▸ PROBLEM REQUIREMENTS: The complete listing should be restated exactly.

▸ RECORDS FOR THE TASK:
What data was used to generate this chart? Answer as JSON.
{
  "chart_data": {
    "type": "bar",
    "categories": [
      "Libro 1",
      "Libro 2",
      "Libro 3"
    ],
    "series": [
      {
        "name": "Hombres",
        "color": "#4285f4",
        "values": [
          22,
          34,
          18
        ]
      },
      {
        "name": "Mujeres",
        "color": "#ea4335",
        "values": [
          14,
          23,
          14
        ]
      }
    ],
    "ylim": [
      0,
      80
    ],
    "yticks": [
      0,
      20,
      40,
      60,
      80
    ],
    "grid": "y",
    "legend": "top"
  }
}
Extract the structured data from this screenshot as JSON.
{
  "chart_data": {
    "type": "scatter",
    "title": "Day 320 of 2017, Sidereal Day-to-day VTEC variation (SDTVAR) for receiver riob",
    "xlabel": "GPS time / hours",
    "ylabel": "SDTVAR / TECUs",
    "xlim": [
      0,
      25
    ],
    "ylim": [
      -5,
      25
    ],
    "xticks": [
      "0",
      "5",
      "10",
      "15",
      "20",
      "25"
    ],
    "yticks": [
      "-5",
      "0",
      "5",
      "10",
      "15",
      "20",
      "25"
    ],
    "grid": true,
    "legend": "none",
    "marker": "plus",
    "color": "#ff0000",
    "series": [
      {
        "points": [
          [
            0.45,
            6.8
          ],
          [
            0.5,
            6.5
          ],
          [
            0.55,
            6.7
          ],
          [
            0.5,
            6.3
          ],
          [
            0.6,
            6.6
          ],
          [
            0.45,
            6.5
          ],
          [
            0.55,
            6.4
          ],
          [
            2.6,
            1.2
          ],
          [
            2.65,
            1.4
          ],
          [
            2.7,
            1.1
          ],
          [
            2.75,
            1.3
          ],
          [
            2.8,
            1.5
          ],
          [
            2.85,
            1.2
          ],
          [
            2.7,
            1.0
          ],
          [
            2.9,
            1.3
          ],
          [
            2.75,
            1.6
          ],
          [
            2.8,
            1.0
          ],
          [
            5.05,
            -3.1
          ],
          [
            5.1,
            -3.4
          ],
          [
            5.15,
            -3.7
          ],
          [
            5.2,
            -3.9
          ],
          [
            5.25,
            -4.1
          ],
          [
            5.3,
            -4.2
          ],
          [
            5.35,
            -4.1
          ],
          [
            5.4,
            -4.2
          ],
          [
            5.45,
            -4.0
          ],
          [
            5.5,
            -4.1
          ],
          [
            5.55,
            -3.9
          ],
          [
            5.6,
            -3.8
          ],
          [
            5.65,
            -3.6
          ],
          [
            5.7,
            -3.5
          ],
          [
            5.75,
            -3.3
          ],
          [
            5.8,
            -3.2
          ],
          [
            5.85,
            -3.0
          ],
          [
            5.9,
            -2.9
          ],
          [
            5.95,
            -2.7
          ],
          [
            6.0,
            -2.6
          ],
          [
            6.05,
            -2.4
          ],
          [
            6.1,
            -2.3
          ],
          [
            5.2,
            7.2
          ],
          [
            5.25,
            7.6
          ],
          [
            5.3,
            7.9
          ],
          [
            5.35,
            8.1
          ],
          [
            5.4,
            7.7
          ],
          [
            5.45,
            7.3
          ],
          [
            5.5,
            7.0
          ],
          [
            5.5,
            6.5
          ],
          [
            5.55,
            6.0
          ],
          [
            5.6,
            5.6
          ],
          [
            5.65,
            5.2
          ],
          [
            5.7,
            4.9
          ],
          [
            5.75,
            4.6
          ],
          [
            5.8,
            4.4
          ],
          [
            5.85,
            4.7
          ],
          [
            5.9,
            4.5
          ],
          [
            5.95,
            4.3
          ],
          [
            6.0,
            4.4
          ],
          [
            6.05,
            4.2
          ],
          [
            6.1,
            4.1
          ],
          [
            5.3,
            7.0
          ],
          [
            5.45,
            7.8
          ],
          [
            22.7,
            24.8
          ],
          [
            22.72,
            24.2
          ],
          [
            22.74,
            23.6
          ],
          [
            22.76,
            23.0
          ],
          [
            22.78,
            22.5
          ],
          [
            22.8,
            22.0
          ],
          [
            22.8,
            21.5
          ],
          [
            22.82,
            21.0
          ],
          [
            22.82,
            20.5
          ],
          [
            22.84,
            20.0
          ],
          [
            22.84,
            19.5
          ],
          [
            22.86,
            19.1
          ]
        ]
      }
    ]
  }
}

▸ RESULT:
What data was used to generate this chart? Answer as JSON.
{
  "chart_data": {
    "type": "bar",
    "categories": [
      "Libro 1",
      "Libro 2",
      "Libro 3"
    ],
    "series": [
      {
        "name": "Hombres",
        "color": "#4285f4",
        "values": [
          22,
          34,
          18
        ]
      },
      {
        "name": "Mujeres",
        "color": "#ea4335",
        "values": [
          14,
          23,
          14
        ]
      }
    ],
    "ylim": [
      0,
      80
    ],
    "yticks": [
      0,
      20,
      40,
      60,
      80
    ],
    "grid": "y",
    "legend": "top"
  }
}
Extract the structured data from this screenshot as JSON.
{
  "chart_data": {
    "type": "scatter",
    "title": "Day 320 of 2017, Sidereal Day-to-day VTEC variation (SDTVAR) for receiver riob",
    "xlabel": "GPS time / hours",
    "ylabel": "SDTVAR / TECUs",
    "xlim": [
      0,
      25
    ],
    "ylim": [
      -5,
      25
    ],
    "xticks": [
      "0",
      "5",
      "10",
      "15",
      "20",
      "25"
    ],
    "yticks": [
      "-5",
      "0",
      "5",
      "10",
      "15",
      "20",
      "25"
    ],
    "grid": true,
    "legend": "none",
    "marker": "plus",
    "color": "#ff0000",
    "series": [
      {
        "points": [
          [
            0.45,
            6.8
          ],
          [
            0.5,
            6.5
          ],
          [
            0.55,
            6.7
          ],
          [
            0.5,
            6.3
          ],
          [
            0.6,
            6.6
          ],
          [
            0.45,
            6.5
          ],
          [
            0.55,
            6.4
          ],
          [
            2.6,
            1.2
          ],
          [
            2.65,
            1.4
          ],
          [
            2.7,
            1.1
          ],
          [
            2.75,
            1.3
          ],
          [
            2.8,
            1.5
          ],
          [
            2.85,
            1.2
          ],
          [
            2.7,
            1.0
          ],
          [
            2.9,
            1.3
          ],
          [
            2.75,
            1.6
          ],
          [
            2.8,
            1.0
          ],
          [
            5.05,
            -3.1
          ],
          [
            5.1,
            -3.4
          ],
          [
            5.15,
            -3.7
          ],
          [
            5.2,
            -3.9
          ],
          [
            5.25,
            -4.1
          ],
          [
            5.3,
            -4.2
          ],
          [
            5.35,
            -4.1
          ],
          [
            5.4,
            -4.2
          ],
          [
            5.45,
            -4.0
          ],
          [
            5.5,
            -4.1
          ],
          [
            5.55,
            -3.9
          ],
          [
            5.6,
            -3.8
          ],
          [
            5.65,
            -3.6
          ],
          [
            5.7,
            -3.5
          ],
          [
            5.75,
            -3.3
          ],
          [
            5.8,
            -3.2
          ],
          [
            5.85,
            -3.0
          ],
          [
            5.9,
            -2.9
          ],
          [
            5.95,
            -2.7
          ],
          [
            6.0,
            -2.6
          ],
          [
            6.05,
            -2.4
          ],
          [
            6.1,
            -2.3
          ],
          [
            5.2,
            7.2
          ],
          [
            5.25,
            7.6
          ],
          [
            5.3,
            7.9
          ],
          [
            5.35,
            8.1
          ],
          [
            5.4,
            7.7
          ],
          [
            5.45,
            7.3
          ],
          [
            5.5,
            7.0
          ],
          [
            5.5,
            6.5
          ],
          [
            5.55,
            6.0
          ],
          [
            5.6,
            5.6
          ],
          [
            5.65,
            5.2
          ],
          [
            5.7,
            4.9
          ],
          [
            5.75,
            4.6
          ],
          [
            5.8,
            4.4
          ],
          [
            5.85,
            4.7
          ],
          [
            5.9,
            4.5
          ],
          [
            5.95,
            4.3
          ],
          [
            6.0,
            4.4
          ],
          [
            6.05,
            4.2
          ],
          [
            6.1,
            4.1
          ],
          [
            5.3,
            7.0
          ],
          [
            5.45,
            7.8
          ],
          [
            22.7,
            24.8
          ],
          [
            22.72,
            24.2
          ],
          [
            22.74,
            23.6
          ],
          [
            22.76,
            23.0
          ],
          [
            22.78,
            22.5
          ],
          [
            22.8,
            22.0
          ],
          [
            22.8,
            21.5
          ],
          [
            22.82,
            21.0
          ],
          [
            22.82,
            20.5
          ],
          [
            22.84,
            20.0
          ],
          [
            22.84,
            19.5
          ],
          [
            22.86,
            19.1
          ]
        ]
      }
    ]
  }
}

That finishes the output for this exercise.